### Input rows
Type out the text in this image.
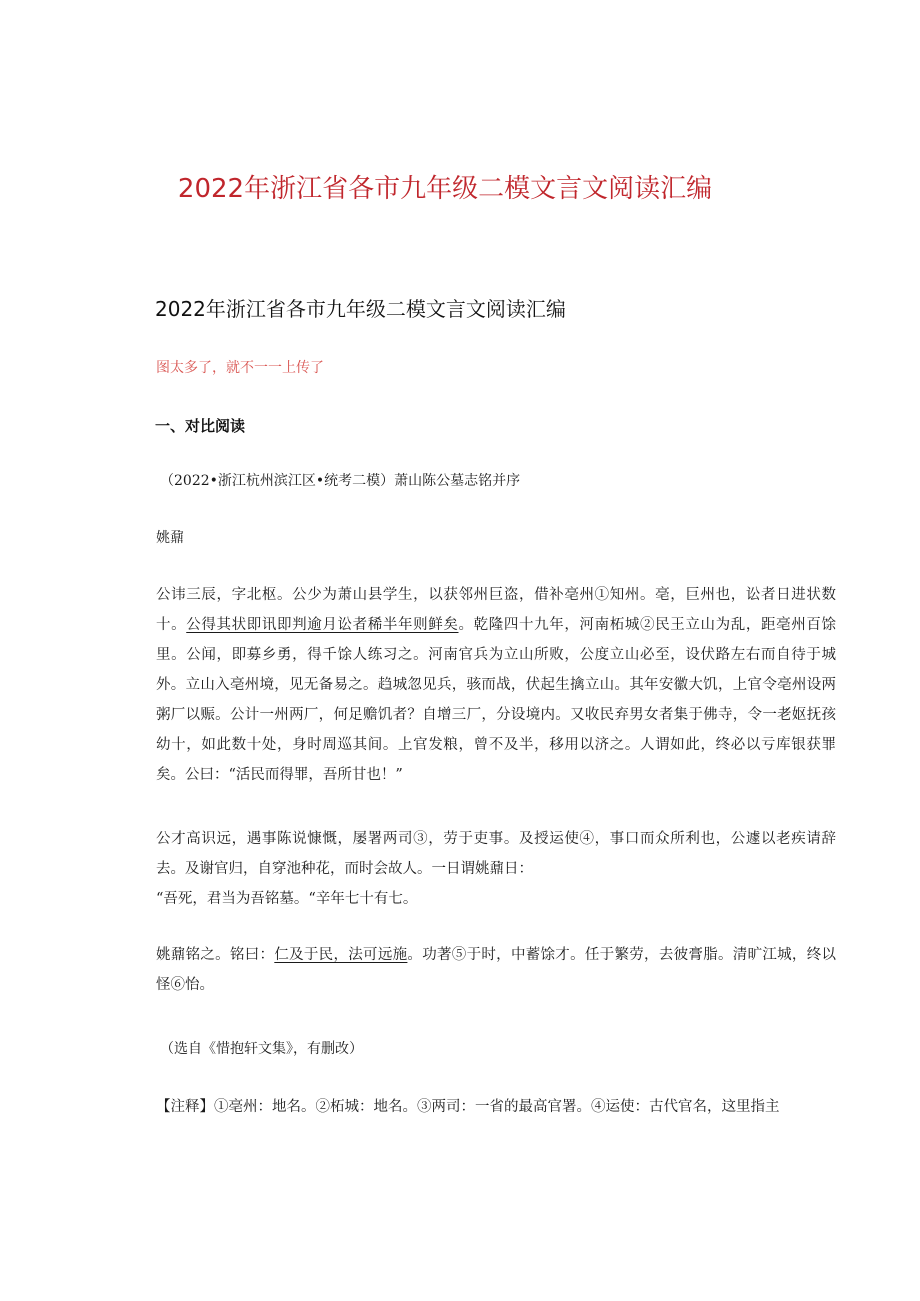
2022年浙江省各市九年级二模文言文阅读汇编
2022年浙江省各市九年级二模文言文阅读汇编
图太多了，就不一一上传了
一、对比阅读
（2022•浙江杭州滨江区•统考二模）萧山陈公墓志铭并序
姚鼐

公讳三辰，字北枢。公少为萧山县学生，以获邻州巨盗，借补亳州①知州。亳，巨州也，讼者日进状数十。公得其状即讯即判逾月讼者稀半年则鲜矣。乾隆四十九年，河南柘城②民王立山为乱，距亳州百馀里。公闻，即募乡勇，得千馀人练习之。河南官兵为立山所败，公度立山必至，设伏路左右而自待于城外。立山入亳州境，见无备易之。趋城忽见兵，骇而战，伏起生擒立山。其年安徽大饥，上官令亳州设两粥厂以赈。公计一州两厂，何足赡饥者？自增三厂，分设境内。又收民弃男女者集于佛寺，令一老妪抚孩幼十，如此数十处，身时周巡其间。上官发粮，曾不及半，移用以济之。人谓如此，终必以亏库银获罪矣。公曰：“活民而得罪，吾所甘也！”

公才高识远，遇事陈说慷慨，屡署两司③，劳于吏事。及授运使④，事口而众所利也，公遽以老疾请辞去。及谢官归，自穿池种花，而时会故人。一日谓姚鼐日：

“吾死，君当为吾铭墓。“辛年七十有七。

姚鼐铭之。铭曰：仁及于民，法可远施。功著⑤于时，中蓄馀才。任于繁劳，去彼膏脂。清旷江城，终以怪⑥怡。

（选自《惜抱轩文集》，有删改）
【注释】①亳州：地名。②柘城：地名。③两司：一省的最高官署。④运使：古代官名，这里指主
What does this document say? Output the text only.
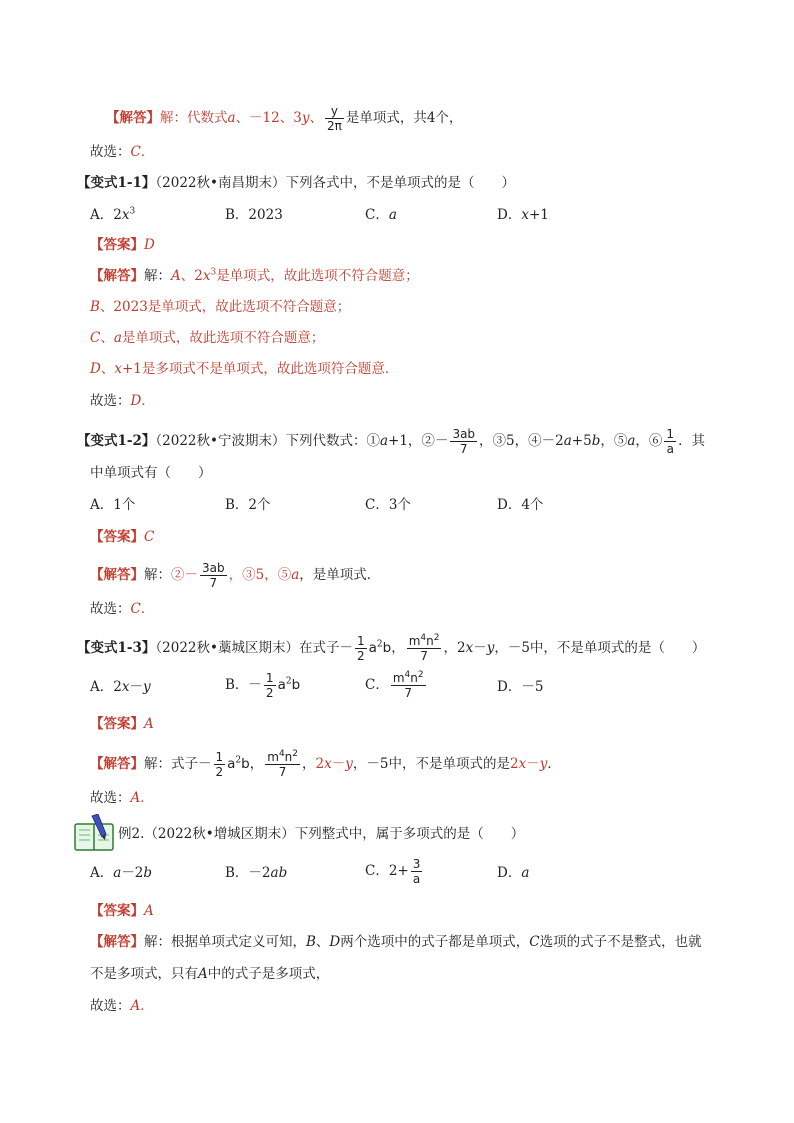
【解答】解：代数式a、－12、3y、 $\frac{y}{2\pi}$ 是单项式，共4个，
故选：C．
【变式1-1】（2022秋•南昌期末）下列各式中，不是单项式的是（　　）
A．$2x^3$	B．2023	C．a	D．x+1
【答案】D
【解答】解：A、$2x^3$是单项式，故此选项不符合题意；
B、2023是单项式，故此选项不符合题意；
C、a是单项式，故此选项不符合题意；
D、x+1是多项式不是单项式，故此选项符合题意．
故选：D．
【变式1-2】（2022秋•宁波期末）下列代数式：①a+1，②－ $\frac{3ab}{7}$ ，③5，④－2a+5b，⑤a，⑥ $\frac{1}{a}$ ．其
中单项式有（　　）
A．1个	B．2个	C．3个	D．4个
【答案】C
【解答】解：②－ $\frac{3ab}{7}$ ，③5，⑤a，是单项式．
故选：C．
【变式1-3】（2022秋•藁城区期末）在式子－ $\frac{1}{2} a^2b$， $\frac{m^4n^2}{7}$ ，2x－y，－5中，不是单项式的是（　　）
A．2x－y	B．－ $\frac{1}{2} a^2b$	C． $\frac{m^4n^2}{7}$	D．－5
【答案】A
【解答】解：式子－ $\frac{1}{2} a^2b$， $\frac{m^4n^2}{7}$ ，2x－y，－5中，不是单项式的是2x－y．
故选：A．
例2.（2022秋•增城区期末）下列整式中，属于多项式的是（　　）
A．a－2b	B．－2ab	C．$2+ \frac{3}{a}$	D．a
【答案】A
【解答】解：根据单项式定义可知，B、D两个选项中的式子都是单项式，C选项的式子不是整式，也就
不是多项式，只有A中的式子是多项式，
故选：A．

### Task directions
Repeat the listing above exactly, with no pictures.

### Written answer
Type out the text in this image.
2022年浙江省各市九年级二模文言文阅读汇编
2022年浙江省各市九年级二模文言文阅读汇编
图太多了，就不一一上传了
一、对比阅读
（2022•浙江杭州滨江区•统考二模）萧山陈公墓志铭并序
姚鼐

公讳三辰，字北枢。公少为萧山县学生，以获邻州巨盗，借补亳州①知州。亳，巨州也，讼者日进状数十。公得其状即讯即判逾月讼者稀半年则鲜矣。乾隆四十九年，河南柘城②民王立山为乱，距亳州百馀里。公闻，即募乡勇，得千馀人练习之。河南官兵为立山所败，公度立山必至，设伏路左右而自待于城外。立山入亳州境，见无备易之。趋城忽见兵，骇而战，伏起生擒立山。其年安徽大饥，上官令亳州设两粥厂以赈。公计一州两厂，何足赡饥者？自增三厂，分设境内。又收民弃男女者集于佛寺，令一老妪抚孩幼十，如此数十处，身时周巡其间。上官发粮，曾不及半，移用以济之。人谓如此，终必以亏库银获罪矣。公曰：“活民而得罪，吾所甘也！”

公才高识远，遇事陈说慷慨，屡署两司③，劳于吏事。及授运使④，事口而众所利也，公遽以老疾请辞去。及谢官归，自穿池种花，而时会故人。一日谓姚鼐日：

“吾死，君当为吾铭墓。“辛年七十有七。

姚鼐铭之。铭曰：仁及于民，法可远施。功著⑤于时，中蓄馀才。任于繁劳，去彼膏脂。清旷江城，终以怪⑥怡。

（选自《惜抱轩文集》，有删改）
【注释】①亳州：地名。②柘城：地名。③两司：一省的最高官署。④运使：古代官名，这里指主
What does this document say? Output the text only.
【解答】解：代数式a、－12、3y、 $\frac{y}{2\pi}$ 是单项式，共4个，
故选：C．
【变式1-1】（2022秋•南昌期末）下列各式中，不是单项式的是（　　）
A．$2x^3$	B．2023	C．a	D．x+1
【答案】D
【解答】解：A、$2x^3$是单项式，故此选项不符合题意；
B、2023是单项式，故此选项不符合题意；
C、a是单项式，故此选项不符合题意；
D、x+1是多项式不是单项式，故此选项符合题意．
故选：D．
【变式1-2】（2022秋•宁波期末）下列代数式：①a+1，②－ $\frac{3ab}{7}$ ，③5，④－2a+5b，⑤a，⑥ $\frac{1}{a}$ ．其
中单项式有（　　）
A．1个	B．2个	C．3个	D．4个
【答案】C
【解答】解：②－ $\frac{3ab}{7}$ ，③5，⑤a，是单项式．
故选：C．
【变式1-3】（2022秋•藁城区期末）在式子－ $\frac{1}{2} a^2b$， $\frac{m^4n^2}{7}$ ，2x－y，－5中，不是单项式的是（　　）
A．2x－y	B．－ $\frac{1}{2} a^2b$	C． $\frac{m^4n^2}{7}$	D．－5
【答案】A
【解答】解：式子－ $\frac{1}{2} a^2b$， $\frac{m^4n^2}{7}$ ，2x－y，－5中，不是单项式的是2x－y．
故选：A．
例2.（2022秋•增城区期末）下列整式中，属于多项式的是（　　）
A．a－2b	B．－2ab	C．$2+ \frac{3}{a}$	D．a
【答案】A
【解答】解：根据单项式定义可知，B、D两个选项中的式子都是单项式，C选项的式子不是整式，也就
不是多项式，只有A中的式子是多项式，
故选：A．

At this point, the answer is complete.